Dataset entries
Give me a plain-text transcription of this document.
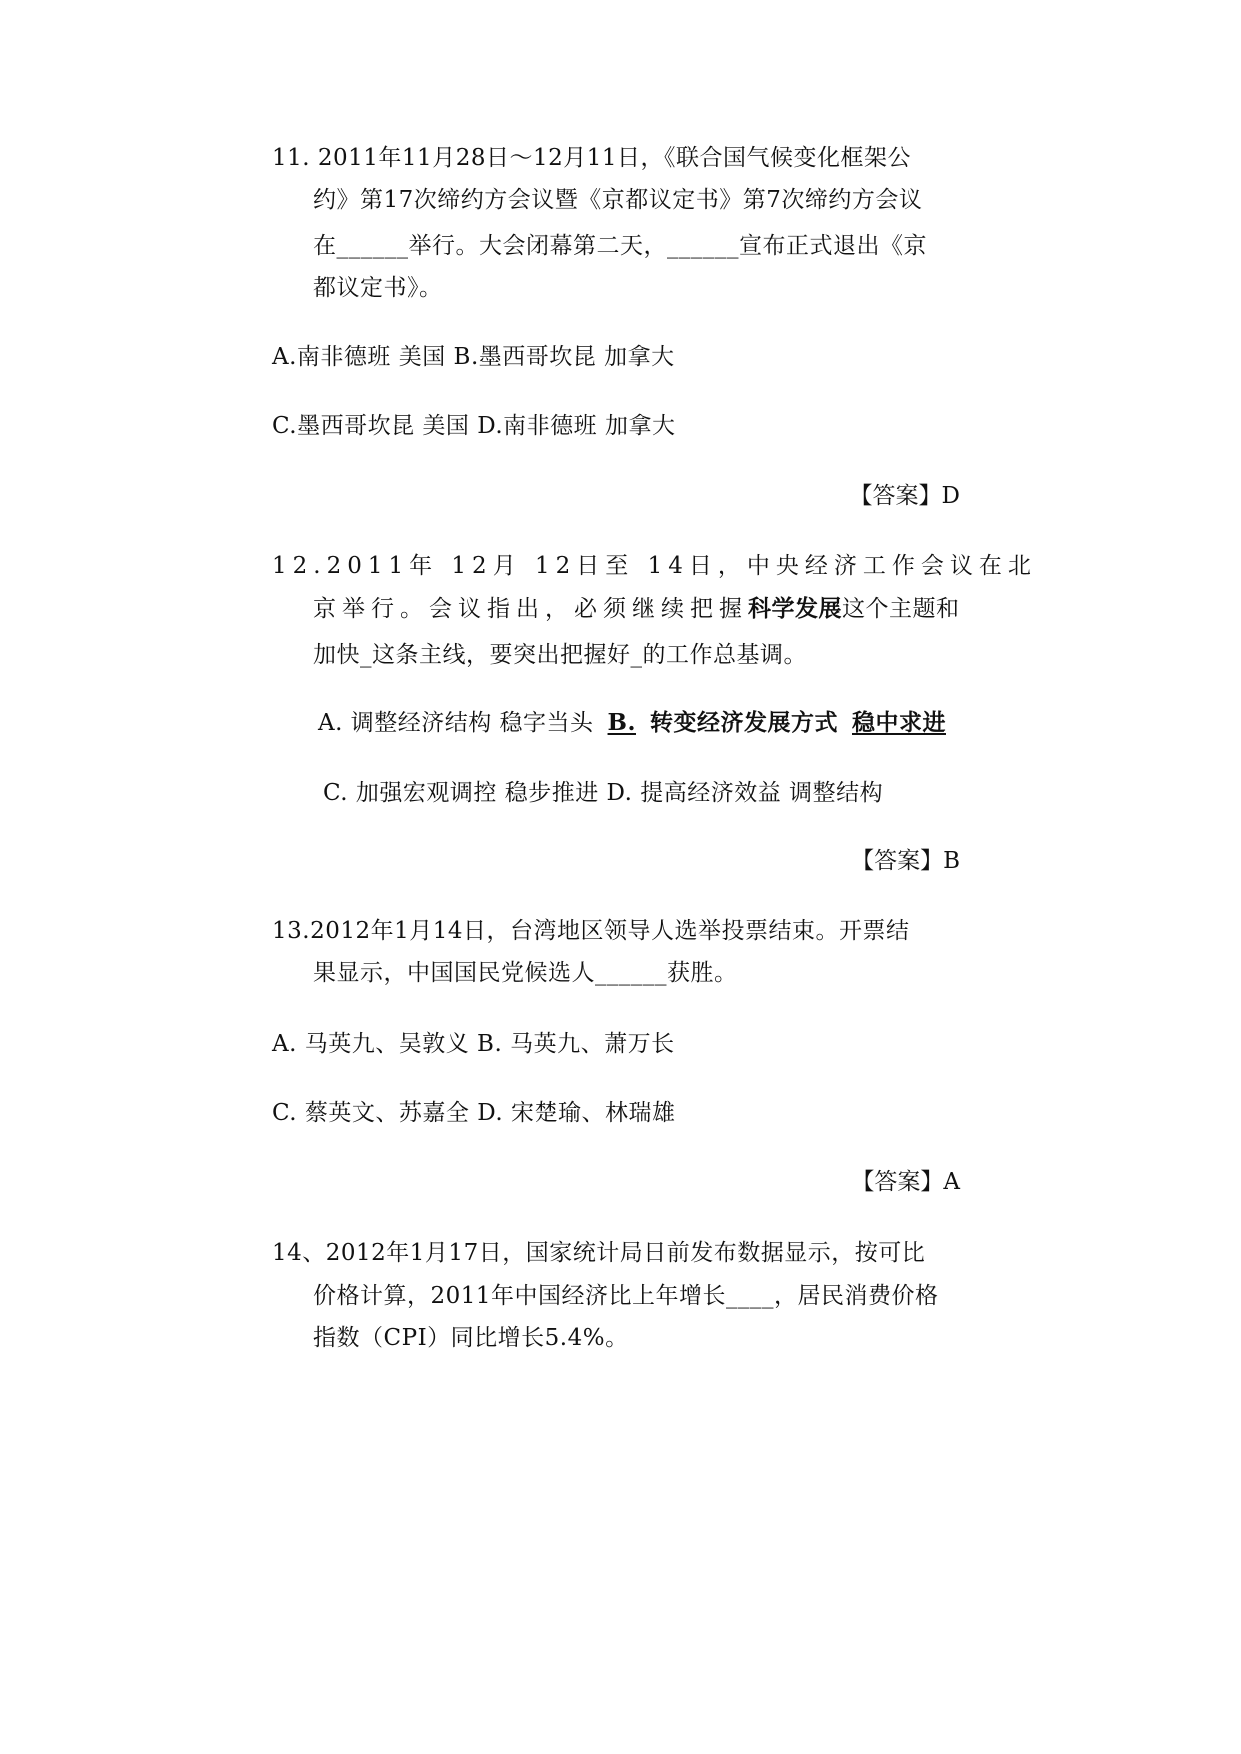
11. 2011年11月28日～12月11日，《联合国气候变化框架公
约》第17次缔约方会议暨《京都议定书》第7次缔约方会议
在______举行。大会闭幕第二天，______宣布正式退出《京
都议定书》。
A.南非德班 美国 B.墨西哥坎昆 加拿大
C.墨西哥坎昆 美国 D.南非德班 加拿大
【答案】D
12.2011年 12月 12日至 14日，中央经济工作会议在北
京举行。会议指出，必须继续把握科学发展这个主题和
加快_这条主线，要突出把握好_的工作总基调。
A. 调整经济结构 稳字当头 B. 转变经济发展方式 稳中求进
C. 加强宏观调控 稳步推进 D. 提高经济效益 调整结构
【答案】B
13.2012年1月14日，台湾地区领导人选举投票结束。开票结
果显示，中国国民党候选人______获胜。
A. 马英九、吴敦义 B. 马英九、萧万长
C. 蔡英文、苏嘉全 D. 宋楚瑜、林瑞雄
【答案】A
14、2012年1月17日，国家统计局日前发布数据显示，按可比
价格计算，2011年中国经济比上年增长____，居民消费价格
指数（CPI）同比增长5.4%。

◆ Work instructions ◆
Note every line above where the string "南非德班" shows up, and copy those lines.

◆ Solution ◆
A.南非德班 美国 B.墨西哥坎昆 加拿大
C.墨西哥坎昆 美国 D.南非德班 加拿大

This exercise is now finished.